- WHAT NEEDS TO BE DONE -
Note how many lines in the entries contain the string "label", then give that number and nothing else.

┄┄┄┄┄┄

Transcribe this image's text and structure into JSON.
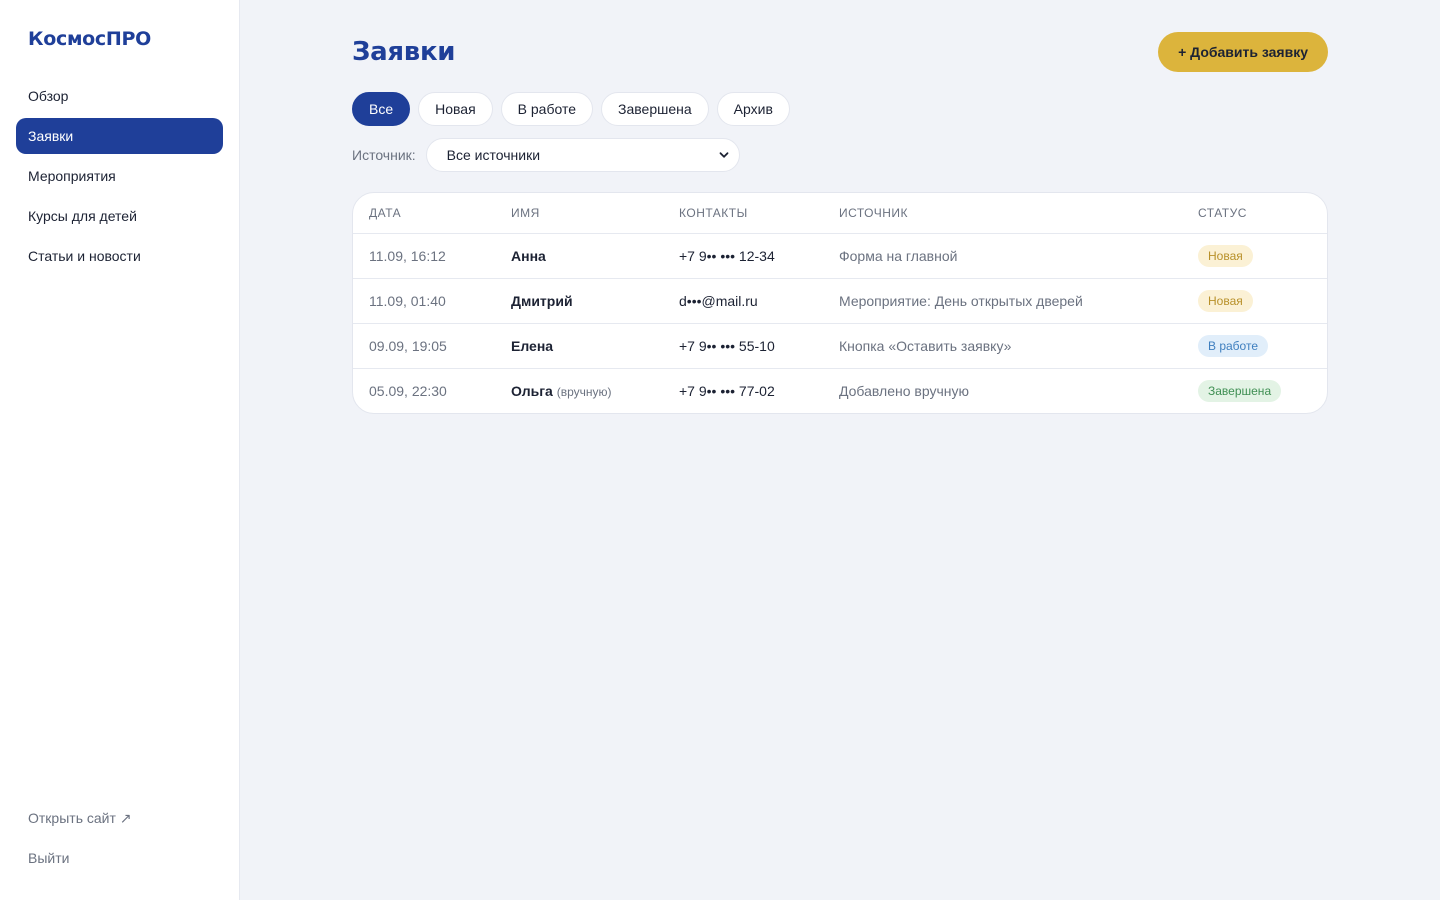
{
  "sidebar": {
    "logo": "КосмосПРО",
    "items": [
      {
        "label": "Обзор"
      },
      {
        "label": "Заявки",
        "active": true
      },
      {
        "label": "Мероприятия"
      },
      {
        "label": "Курсы для детей"
      },
      {
        "label": "Статьи и новости"
      }
    ],
    "open_site": "Открыть сайт ↗",
    "logout": "Выйти"
  },
  "header": {
    "title": "Заявки",
    "add_button": "+ Добавить заявку"
  },
  "filters": {
    "chips": [
      "Все",
      "Новая",
      "В работе",
      "Завершена",
      "Архив"
    ],
    "active": "Все"
  },
  "source_filter": {
    "label": "Источник:",
    "selected": "Все источники"
  },
  "table": {
    "headers": [
      "ДАТА",
      "ИМЯ",
      "КОНТАКТЫ",
      "ИСТОЧНИК",
      "СТАТУС"
    ],
    "rows": [
      {
        "date": "11.09, 16:12",
        "name": "Анна",
        "note": "",
        "contacts": "+7 9•• ••• 12-34",
        "source": "Форма на главной",
        "status": "Новая",
        "status_kind": "new"
      },
      {
        "date": "11.09, 01:40",
        "name": "Дмитрий",
        "note": "",
        "contacts": "d•••@mail.ru",
        "source": "Мероприятие: День открытых дверей",
        "status": "Новая",
        "status_kind": "new"
      },
      {
        "date": "09.09, 19:05",
        "name": "Елена",
        "note": "",
        "contacts": "+7 9•• ••• 55-10",
        "source": "Кнопка «Оставить заявку»",
        "status": "В работе",
        "status_kind": "work"
      },
      {
        "date": "05.09, 22:30",
        "name": "Ольга",
        "note": "(вручную)",
        "contacts": "+7 9•• ••• 77-02",
        "source": "Добавлено вручную",
        "status": "Завершена",
        "status_kind": "done"
      }
    ]
  },
  "colors": {
    "brand": "#1f3f99",
    "accent": "#dcb43c",
    "background": "#f1f3f8"
  }
}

┄┄┄┄┄┄

- SOLUTION FOR THIS TASK -
6